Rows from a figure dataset
- - - - - - -

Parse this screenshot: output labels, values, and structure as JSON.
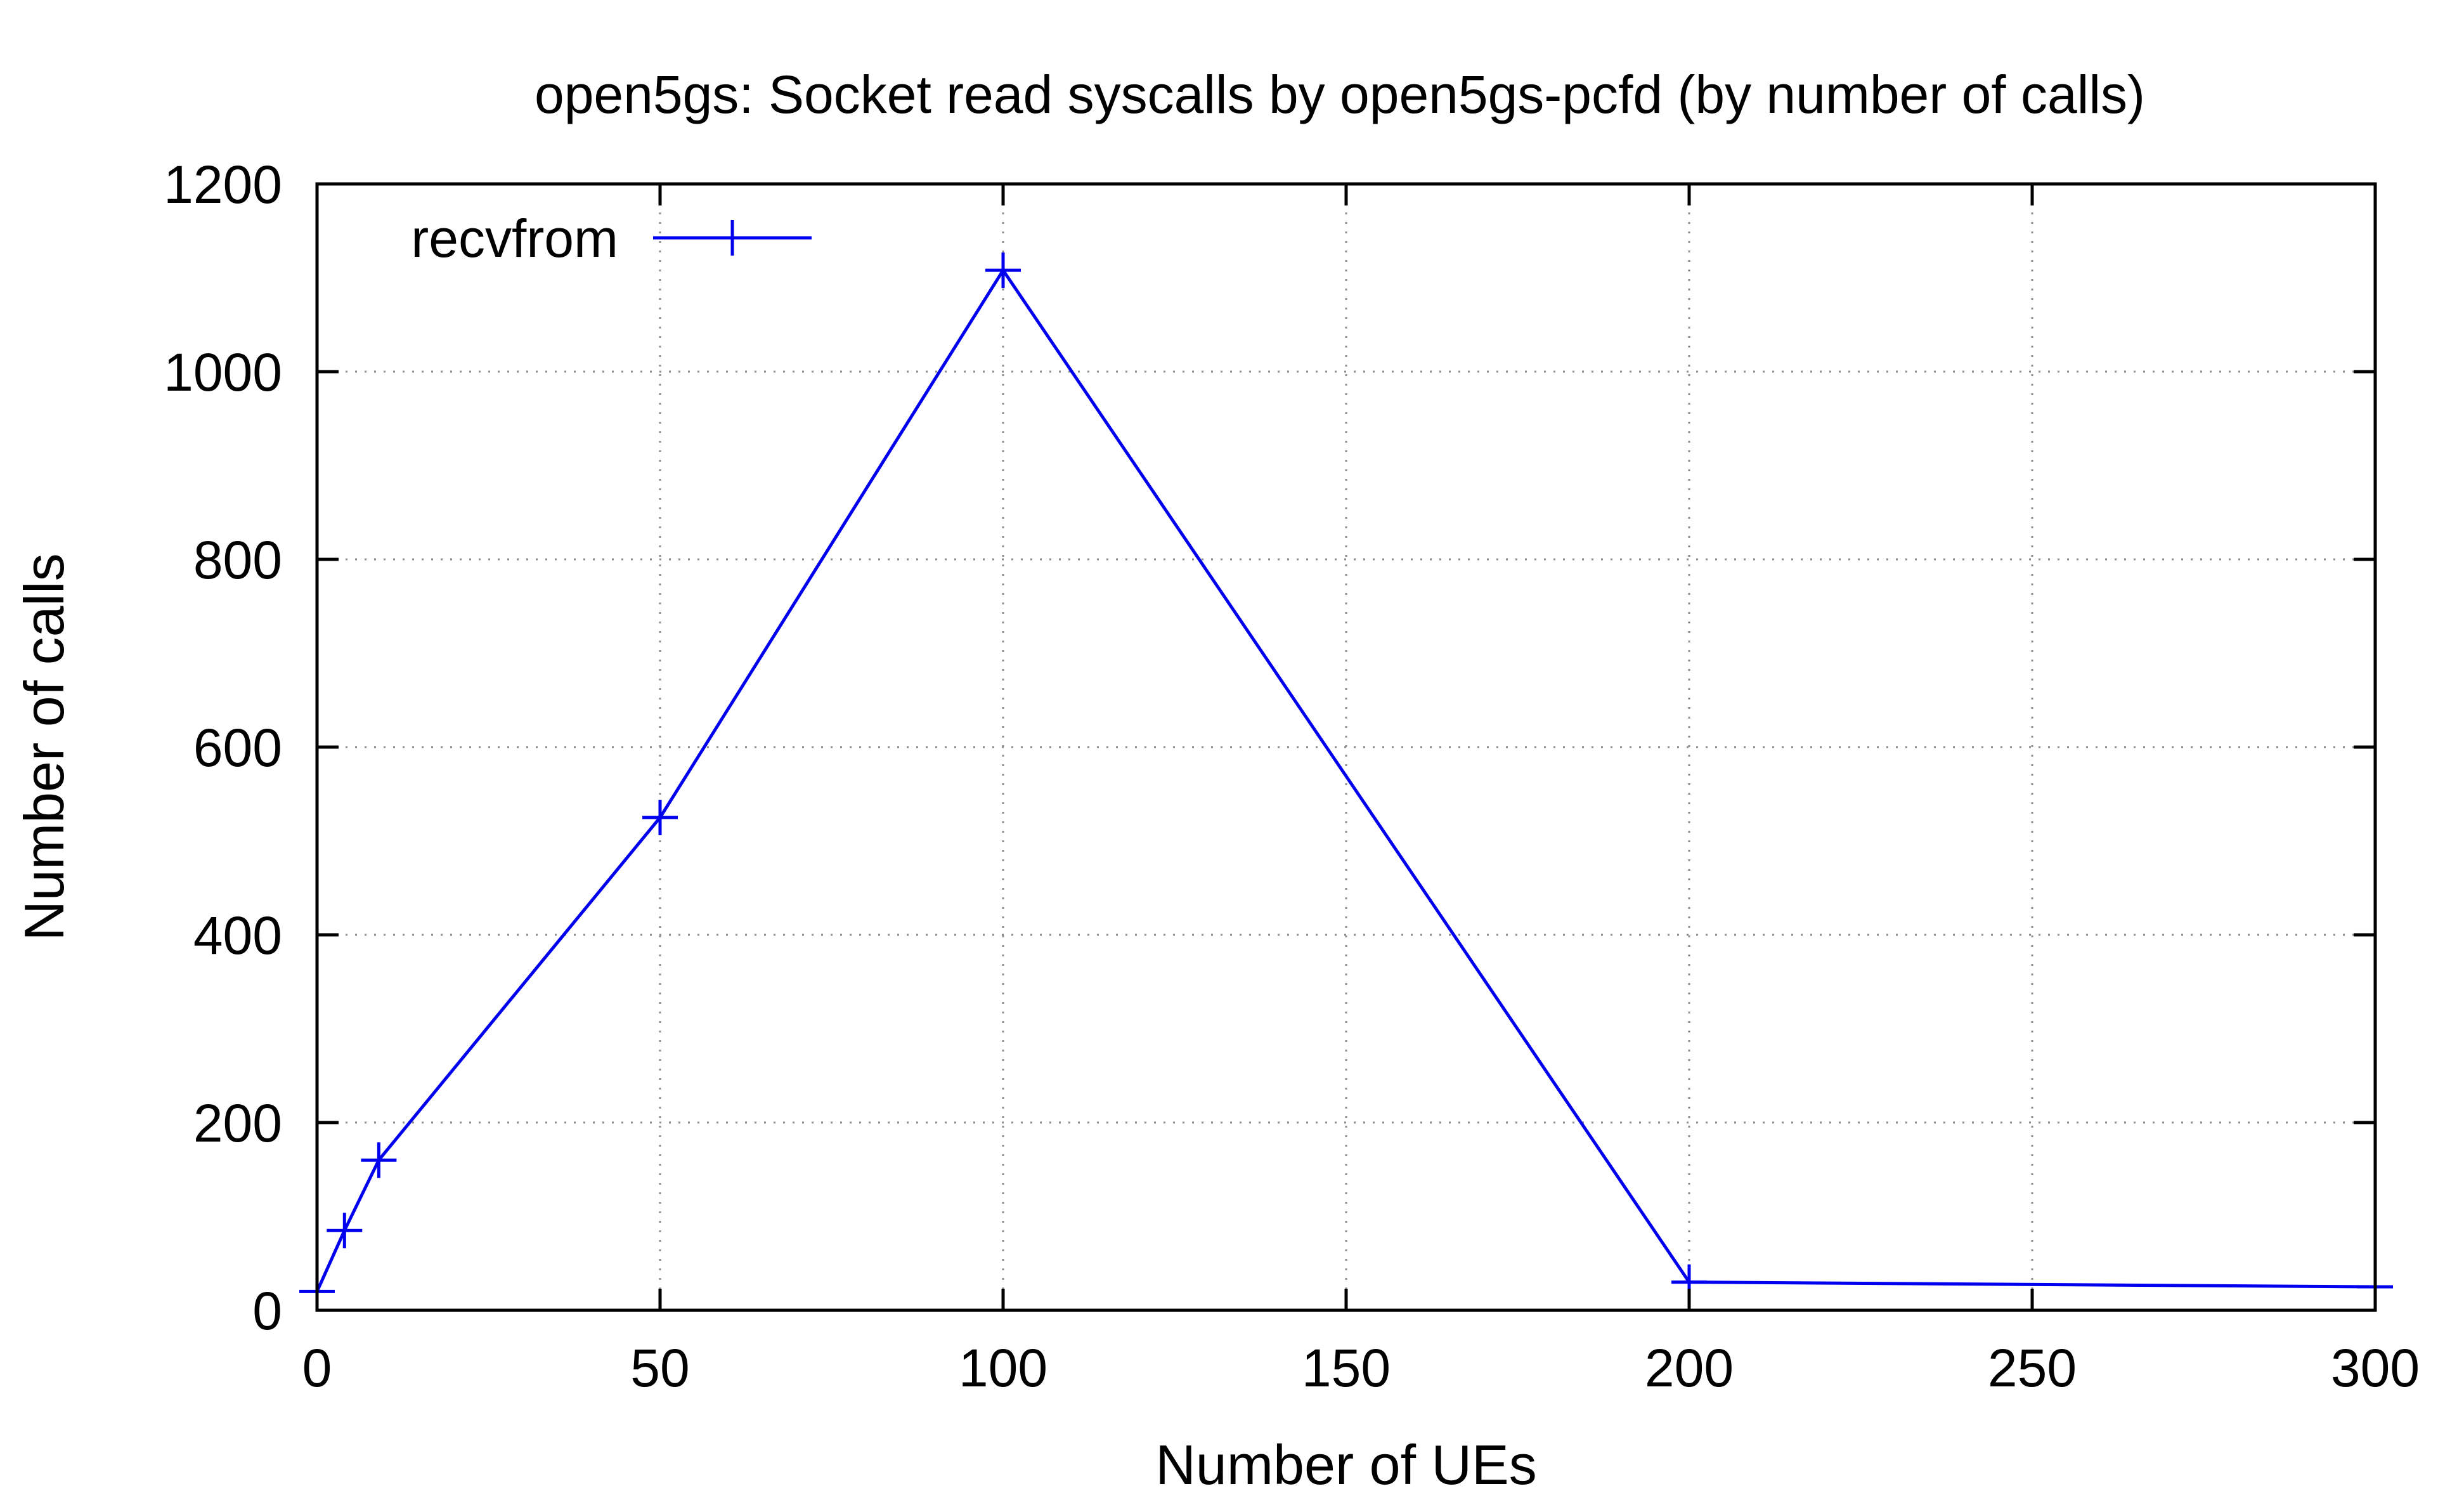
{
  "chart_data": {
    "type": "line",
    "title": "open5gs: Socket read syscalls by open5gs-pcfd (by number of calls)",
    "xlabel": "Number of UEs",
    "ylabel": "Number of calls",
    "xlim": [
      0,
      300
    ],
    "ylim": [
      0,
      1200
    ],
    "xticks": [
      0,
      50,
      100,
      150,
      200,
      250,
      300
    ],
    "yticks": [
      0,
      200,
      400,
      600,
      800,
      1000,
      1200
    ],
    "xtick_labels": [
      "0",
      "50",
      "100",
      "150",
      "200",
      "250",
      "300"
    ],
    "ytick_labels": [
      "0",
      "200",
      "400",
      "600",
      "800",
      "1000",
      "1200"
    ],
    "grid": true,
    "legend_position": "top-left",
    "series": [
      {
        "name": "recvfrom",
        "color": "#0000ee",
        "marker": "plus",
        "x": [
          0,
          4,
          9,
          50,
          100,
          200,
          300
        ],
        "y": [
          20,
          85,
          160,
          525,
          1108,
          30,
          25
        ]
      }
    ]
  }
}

- - - - - - -

• _Instructions to follow_: Repeat each record exactly, with the pictures left out.

• _Task response_:
Parse this screenshot: output labels, values, and structure as JSON.
{
  "chart_data": {
    "type": "line",
    "title": "open5gs: Socket read syscalls by open5gs-pcfd (by number of calls)",
    "xlabel": "Number of UEs",
    "ylabel": "Number of calls",
    "xlim": [
      0,
      300
    ],
    "ylim": [
      0,
      1200
    ],
    "xticks": [
      0,
      50,
      100,
      150,
      200,
      250,
      300
    ],
    "yticks": [
      0,
      200,
      400,
      600,
      800,
      1000,
      1200
    ],
    "xtick_labels": [
      "0",
      "50",
      "100",
      "150",
      "200",
      "250",
      "300"
    ],
    "ytick_labels": [
      "0",
      "200",
      "400",
      "600",
      "800",
      "1000",
      "1200"
    ],
    "grid": true,
    "legend_position": "top-left",
    "series": [
      {
        "name": "recvfrom",
        "color": "#0000ee",
        "marker": "plus",
        "x": [
          0,
          4,
          9,
          50,
          100,
          200,
          300
        ],
        "y": [
          20,
          85,
          160,
          525,
          1108,
          30,
          25
        ]
      }
    ]
  }
}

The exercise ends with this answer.